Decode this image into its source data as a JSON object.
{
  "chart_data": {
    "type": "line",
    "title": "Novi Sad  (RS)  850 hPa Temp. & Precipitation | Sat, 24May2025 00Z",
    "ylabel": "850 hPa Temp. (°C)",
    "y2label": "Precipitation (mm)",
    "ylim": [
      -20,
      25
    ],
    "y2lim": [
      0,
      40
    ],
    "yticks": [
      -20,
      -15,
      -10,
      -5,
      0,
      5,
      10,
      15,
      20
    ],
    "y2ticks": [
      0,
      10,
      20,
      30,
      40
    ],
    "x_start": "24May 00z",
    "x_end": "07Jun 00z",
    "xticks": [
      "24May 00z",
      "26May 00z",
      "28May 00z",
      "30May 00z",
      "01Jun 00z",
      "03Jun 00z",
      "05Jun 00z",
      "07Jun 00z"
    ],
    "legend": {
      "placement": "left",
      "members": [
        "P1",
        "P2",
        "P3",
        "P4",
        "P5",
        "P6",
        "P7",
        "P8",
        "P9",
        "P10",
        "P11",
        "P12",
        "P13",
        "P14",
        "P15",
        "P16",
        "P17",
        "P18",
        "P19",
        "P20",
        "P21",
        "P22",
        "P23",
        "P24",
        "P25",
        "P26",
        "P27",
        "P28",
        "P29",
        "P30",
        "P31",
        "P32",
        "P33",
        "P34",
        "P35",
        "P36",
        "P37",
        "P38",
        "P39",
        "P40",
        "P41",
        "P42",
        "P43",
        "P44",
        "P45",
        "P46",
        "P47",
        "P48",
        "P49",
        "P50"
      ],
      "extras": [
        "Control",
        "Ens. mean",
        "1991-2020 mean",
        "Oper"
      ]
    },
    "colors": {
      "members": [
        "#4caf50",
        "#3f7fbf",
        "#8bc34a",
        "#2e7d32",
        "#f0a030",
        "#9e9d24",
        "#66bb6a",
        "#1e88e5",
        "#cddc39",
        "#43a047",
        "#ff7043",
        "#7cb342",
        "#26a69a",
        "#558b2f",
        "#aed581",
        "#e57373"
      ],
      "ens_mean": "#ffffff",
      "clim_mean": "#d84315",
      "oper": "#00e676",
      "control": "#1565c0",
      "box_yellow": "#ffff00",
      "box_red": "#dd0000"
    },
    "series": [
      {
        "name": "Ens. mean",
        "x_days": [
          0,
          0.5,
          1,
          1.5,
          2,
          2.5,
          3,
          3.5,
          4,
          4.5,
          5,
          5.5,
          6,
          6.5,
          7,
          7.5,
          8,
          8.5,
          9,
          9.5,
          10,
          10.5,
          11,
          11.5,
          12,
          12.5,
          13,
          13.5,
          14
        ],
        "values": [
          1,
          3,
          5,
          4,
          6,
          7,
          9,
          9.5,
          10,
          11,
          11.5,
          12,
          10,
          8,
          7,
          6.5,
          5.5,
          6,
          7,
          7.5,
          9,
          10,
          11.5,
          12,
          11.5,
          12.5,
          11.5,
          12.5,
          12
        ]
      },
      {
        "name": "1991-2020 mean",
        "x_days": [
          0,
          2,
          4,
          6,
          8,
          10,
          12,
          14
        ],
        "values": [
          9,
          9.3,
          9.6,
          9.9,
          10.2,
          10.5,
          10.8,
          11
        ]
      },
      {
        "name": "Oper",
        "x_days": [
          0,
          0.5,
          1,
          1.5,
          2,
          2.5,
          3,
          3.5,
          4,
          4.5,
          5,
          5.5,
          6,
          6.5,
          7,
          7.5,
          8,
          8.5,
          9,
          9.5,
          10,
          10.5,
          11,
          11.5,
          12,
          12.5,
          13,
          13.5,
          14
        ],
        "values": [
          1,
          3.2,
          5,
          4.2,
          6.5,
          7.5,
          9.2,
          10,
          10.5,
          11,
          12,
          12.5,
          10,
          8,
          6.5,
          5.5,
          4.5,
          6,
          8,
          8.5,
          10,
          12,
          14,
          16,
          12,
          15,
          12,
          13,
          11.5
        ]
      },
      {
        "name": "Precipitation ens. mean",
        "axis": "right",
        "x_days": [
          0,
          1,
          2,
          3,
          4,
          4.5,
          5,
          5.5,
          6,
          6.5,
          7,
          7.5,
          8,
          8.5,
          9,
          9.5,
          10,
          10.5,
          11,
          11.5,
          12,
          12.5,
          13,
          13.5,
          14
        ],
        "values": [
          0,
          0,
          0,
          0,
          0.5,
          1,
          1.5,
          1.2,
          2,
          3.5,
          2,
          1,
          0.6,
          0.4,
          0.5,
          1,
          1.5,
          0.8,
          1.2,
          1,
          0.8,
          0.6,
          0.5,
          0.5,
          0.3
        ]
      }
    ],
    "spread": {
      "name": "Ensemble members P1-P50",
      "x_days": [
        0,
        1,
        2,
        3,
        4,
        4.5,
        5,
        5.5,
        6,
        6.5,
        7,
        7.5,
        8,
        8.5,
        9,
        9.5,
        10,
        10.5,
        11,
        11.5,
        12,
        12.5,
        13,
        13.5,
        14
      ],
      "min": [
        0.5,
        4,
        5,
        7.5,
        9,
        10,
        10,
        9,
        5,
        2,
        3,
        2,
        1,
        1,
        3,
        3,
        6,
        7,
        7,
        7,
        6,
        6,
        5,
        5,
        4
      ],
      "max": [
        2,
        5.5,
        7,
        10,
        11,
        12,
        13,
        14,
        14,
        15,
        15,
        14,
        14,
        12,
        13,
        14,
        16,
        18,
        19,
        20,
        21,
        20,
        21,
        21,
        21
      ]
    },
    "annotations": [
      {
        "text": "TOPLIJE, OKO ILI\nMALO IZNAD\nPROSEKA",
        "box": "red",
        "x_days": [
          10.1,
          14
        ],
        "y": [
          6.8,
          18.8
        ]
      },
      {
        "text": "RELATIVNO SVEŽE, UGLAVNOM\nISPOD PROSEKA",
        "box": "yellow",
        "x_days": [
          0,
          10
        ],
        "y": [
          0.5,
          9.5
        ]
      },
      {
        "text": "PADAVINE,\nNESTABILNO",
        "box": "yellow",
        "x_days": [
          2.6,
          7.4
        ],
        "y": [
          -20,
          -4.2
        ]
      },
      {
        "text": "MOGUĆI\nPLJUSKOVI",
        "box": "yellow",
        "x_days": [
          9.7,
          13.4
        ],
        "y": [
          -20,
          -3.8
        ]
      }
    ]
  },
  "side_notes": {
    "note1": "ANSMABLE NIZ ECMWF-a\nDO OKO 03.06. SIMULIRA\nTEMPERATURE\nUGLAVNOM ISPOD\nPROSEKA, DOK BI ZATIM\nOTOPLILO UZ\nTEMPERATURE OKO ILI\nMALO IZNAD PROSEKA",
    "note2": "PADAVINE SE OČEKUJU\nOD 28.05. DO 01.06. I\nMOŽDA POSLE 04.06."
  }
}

━━━━━━━━━━━━━━━━━━━━

→ **INSTRUCTION**:
Each record above should be returned exactly as it appears.

→ **ANSWER TO THIS EXERCISE**:
Decode this image into its source data as a JSON object.
{
  "chart_data": {
    "type": "line",
    "title": "Novi Sad  (RS)  850 hPa Temp. & Precipitation | Sat, 24May2025 00Z",
    "ylabel": "850 hPa Temp. (°C)",
    "y2label": "Precipitation (mm)",
    "ylim": [
      -20,
      25
    ],
    "y2lim": [
      0,
      40
    ],
    "yticks": [
      -20,
      -15,
      -10,
      -5,
      0,
      5,
      10,
      15,
      20
    ],
    "y2ticks": [
      0,
      10,
      20,
      30,
      40
    ],
    "x_start": "24May 00z",
    "x_end": "07Jun 00z",
    "xticks": [
      "24May 00z",
      "26May 00z",
      "28May 00z",
      "30May 00z",
      "01Jun 00z",
      "03Jun 00z",
      "05Jun 00z",
      "07Jun 00z"
    ],
    "legend": {
      "placement": "left",
      "members": [
        "P1",
        "P2",
        "P3",
        "P4",
        "P5",
        "P6",
        "P7",
        "P8",
        "P9",
        "P10",
        "P11",
        "P12",
        "P13",
        "P14",
        "P15",
        "P16",
        "P17",
        "P18",
        "P19",
        "P20",
        "P21",
        "P22",
        "P23",
        "P24",
        "P25",
        "P26",
        "P27",
        "P28",
        "P29",
        "P30",
        "P31",
        "P32",
        "P33",
        "P34",
        "P35",
        "P36",
        "P37",
        "P38",
        "P39",
        "P40",
        "P41",
        "P42",
        "P43",
        "P44",
        "P45",
        "P46",
        "P47",
        "P48",
        "P49",
        "P50"
      ],
      "extras": [
        "Control",
        "Ens. mean",
        "1991-2020 mean",
        "Oper"
      ]
    },
    "colors": {
      "members": [
        "#4caf50",
        "#3f7fbf",
        "#8bc34a",
        "#2e7d32",
        "#f0a030",
        "#9e9d24",
        "#66bb6a",
        "#1e88e5",
        "#cddc39",
        "#43a047",
        "#ff7043",
        "#7cb342",
        "#26a69a",
        "#558b2f",
        "#aed581",
        "#e57373"
      ],
      "ens_mean": "#ffffff",
      "clim_mean": "#d84315",
      "oper": "#00e676",
      "control": "#1565c0",
      "box_yellow": "#ffff00",
      "box_red": "#dd0000"
    },
    "series": [
      {
        "name": "Ens. mean",
        "x_days": [
          0,
          0.5,
          1,
          1.5,
          2,
          2.5,
          3,
          3.5,
          4,
          4.5,
          5,
          5.5,
          6,
          6.5,
          7,
          7.5,
          8,
          8.5,
          9,
          9.5,
          10,
          10.5,
          11,
          11.5,
          12,
          12.5,
          13,
          13.5,
          14
        ],
        "values": [
          1,
          3,
          5,
          4,
          6,
          7,
          9,
          9.5,
          10,
          11,
          11.5,
          12,
          10,
          8,
          7,
          6.5,
          5.5,
          6,
          7,
          7.5,
          9,
          10,
          11.5,
          12,
          11.5,
          12.5,
          11.5,
          12.5,
          12
        ]
      },
      {
        "name": "1991-2020 mean",
        "x_days": [
          0,
          2,
          4,
          6,
          8,
          10,
          12,
          14
        ],
        "values": [
          9,
          9.3,
          9.6,
          9.9,
          10.2,
          10.5,
          10.8,
          11
        ]
      },
      {
        "name": "Oper",
        "x_days": [
          0,
          0.5,
          1,
          1.5,
          2,
          2.5,
          3,
          3.5,
          4,
          4.5,
          5,
          5.5,
          6,
          6.5,
          7,
          7.5,
          8,
          8.5,
          9,
          9.5,
          10,
          10.5,
          11,
          11.5,
          12,
          12.5,
          13,
          13.5,
          14
        ],
        "values": [
          1,
          3.2,
          5,
          4.2,
          6.5,
          7.5,
          9.2,
          10,
          10.5,
          11,
          12,
          12.5,
          10,
          8,
          6.5,
          5.5,
          4.5,
          6,
          8,
          8.5,
          10,
          12,
          14,
          16,
          12,
          15,
          12,
          13,
          11.5
        ]
      },
      {
        "name": "Precipitation ens. mean",
        "axis": "right",
        "x_days": [
          0,
          1,
          2,
          3,
          4,
          4.5,
          5,
          5.5,
          6,
          6.5,
          7,
          7.5,
          8,
          8.5,
          9,
          9.5,
          10,
          10.5,
          11,
          11.5,
          12,
          12.5,
          13,
          13.5,
          14
        ],
        "values": [
          0,
          0,
          0,
          0,
          0.5,
          1,
          1.5,
          1.2,
          2,
          3.5,
          2,
          1,
          0.6,
          0.4,
          0.5,
          1,
          1.5,
          0.8,
          1.2,
          1,
          0.8,
          0.6,
          0.5,
          0.5,
          0.3
        ]
      }
    ],
    "spread": {
      "name": "Ensemble members P1-P50",
      "x_days": [
        0,
        1,
        2,
        3,
        4,
        4.5,
        5,
        5.5,
        6,
        6.5,
        7,
        7.5,
        8,
        8.5,
        9,
        9.5,
        10,
        10.5,
        11,
        11.5,
        12,
        12.5,
        13,
        13.5,
        14
      ],
      "min": [
        0.5,
        4,
        5,
        7.5,
        9,
        10,
        10,
        9,
        5,
        2,
        3,
        2,
        1,
        1,
        3,
        3,
        6,
        7,
        7,
        7,
        6,
        6,
        5,
        5,
        4
      ],
      "max": [
        2,
        5.5,
        7,
        10,
        11,
        12,
        13,
        14,
        14,
        15,
        15,
        14,
        14,
        12,
        13,
        14,
        16,
        18,
        19,
        20,
        21,
        20,
        21,
        21,
        21
      ]
    },
    "annotations": [
      {
        "text": "TOPLIJE, OKO ILI\nMALO IZNAD\nPROSEKA",
        "box": "red",
        "x_days": [
          10.1,
          14
        ],
        "y": [
          6.8,
          18.8
        ]
      },
      {
        "text": "RELATIVNO SVEŽE, UGLAVNOM\nISPOD PROSEKA",
        "box": "yellow",
        "x_days": [
          0,
          10
        ],
        "y": [
          0.5,
          9.5
        ]
      },
      {
        "text": "PADAVINE,\nNESTABILNO",
        "box": "yellow",
        "x_days": [
          2.6,
          7.4
        ],
        "y": [
          -20,
          -4.2
        ]
      },
      {
        "text": "MOGUĆI\nPLJUSKOVI",
        "box": "yellow",
        "x_days": [
          9.7,
          13.4
        ],
        "y": [
          -20,
          -3.8
        ]
      }
    ]
  },
  "side_notes": {
    "note1": "ANSMABLE NIZ ECMWF-a\nDO OKO 03.06. SIMULIRA\nTEMPERATURE\nUGLAVNOM ISPOD\nPROSEKA, DOK BI ZATIM\nOTOPLILO UZ\nTEMPERATURE OKO ILI\nMALO IZNAD PROSEKA",
    "note2": "PADAVINE SE OČEKUJU\nOD 28.05. DO 01.06. I\nMOŽDA POSLE 04.06."
  }
}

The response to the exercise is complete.